WHAT YOU NEED TO DO ->
Each line below should be retyped exactly, with no pictures.

======== MATERIAL FOR THE TASK

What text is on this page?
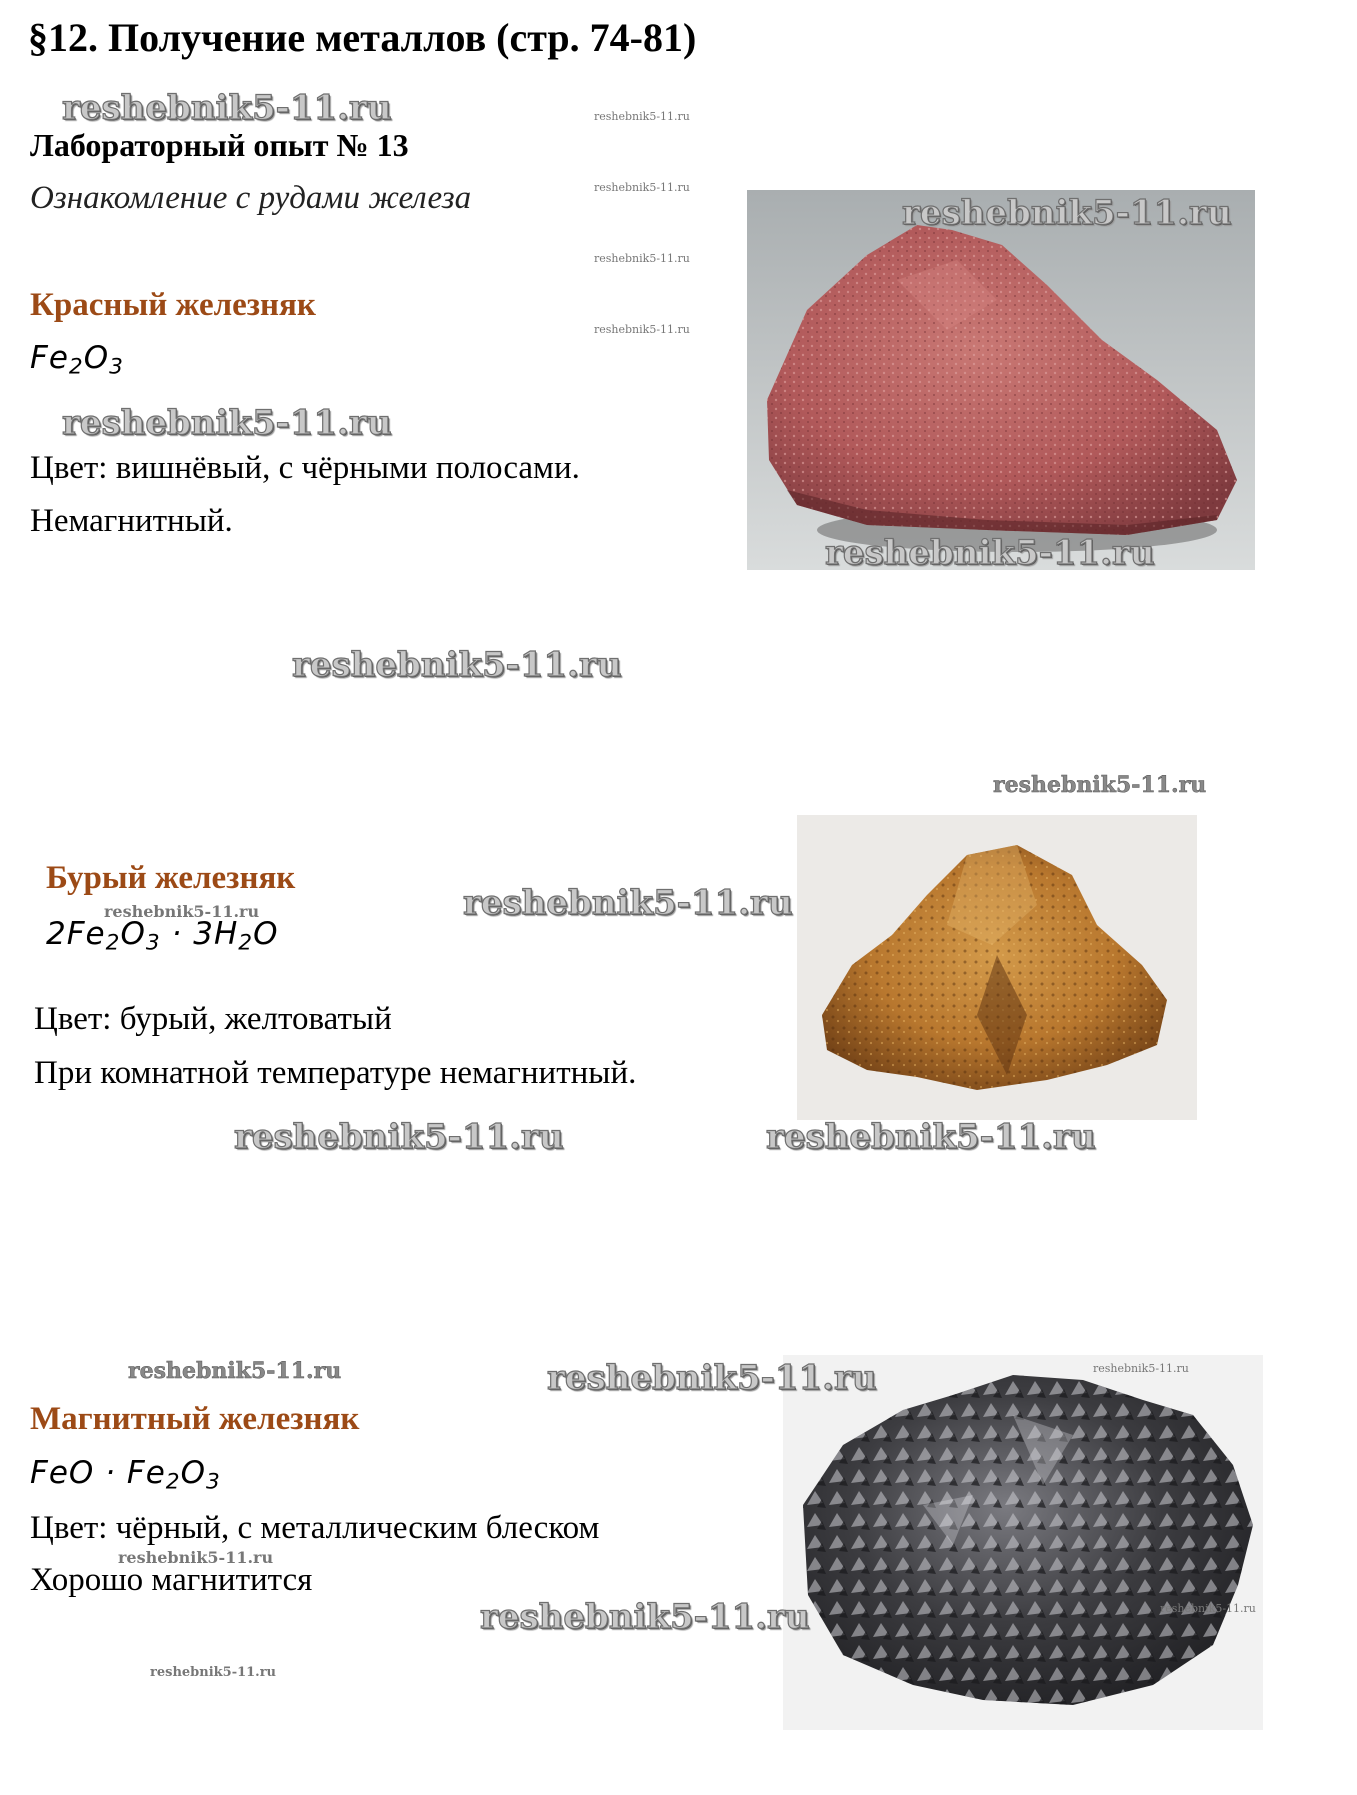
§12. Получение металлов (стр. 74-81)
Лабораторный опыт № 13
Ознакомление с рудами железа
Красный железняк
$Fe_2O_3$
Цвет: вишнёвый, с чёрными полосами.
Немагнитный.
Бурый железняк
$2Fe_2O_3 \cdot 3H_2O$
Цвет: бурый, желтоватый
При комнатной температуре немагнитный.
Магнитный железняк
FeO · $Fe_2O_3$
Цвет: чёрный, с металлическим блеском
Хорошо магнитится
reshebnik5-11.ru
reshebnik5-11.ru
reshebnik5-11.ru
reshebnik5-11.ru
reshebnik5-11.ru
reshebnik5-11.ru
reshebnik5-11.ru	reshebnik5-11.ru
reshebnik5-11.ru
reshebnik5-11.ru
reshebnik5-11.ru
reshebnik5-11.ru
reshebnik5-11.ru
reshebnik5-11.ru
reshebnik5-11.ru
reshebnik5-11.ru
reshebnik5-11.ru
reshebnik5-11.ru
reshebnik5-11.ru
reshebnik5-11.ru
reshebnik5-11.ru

================

OUTPUT FOR THIS EXERCISE ->
What text is on this page?
§12. Получение металлов (стр. 74-81)
Лабораторный опыт № 13
Ознакомление с рудами железа
Красный железняк
$Fe_2O_3$
Цвет: вишнёвый, с чёрными полосами.
Немагнитный.
Бурый железняк
$2Fe_2O_3 \cdot 3H_2O$
Цвет: бурый, желтоватый
При комнатной температуре немагнитный.
Магнитный железняк
FeO · $Fe_2O_3$
Цвет: чёрный, с металлическим блеском
Хорошо магнитится
reshebnik5-11.ru
reshebnik5-11.ru
reshebnik5-11.ru
reshebnik5-11.ru
reshebnik5-11.ru
reshebnik5-11.ru
reshebnik5-11.ru	reshebnik5-11.ru
reshebnik5-11.ru
reshebnik5-11.ru
reshebnik5-11.ru
reshebnik5-11.ru
reshebnik5-11.ru
reshebnik5-11.ru
reshebnik5-11.ru
reshebnik5-11.ru
reshebnik5-11.ru
reshebnik5-11.ru
reshebnik5-11.ru
reshebnik5-11.ru
reshebnik5-11.ru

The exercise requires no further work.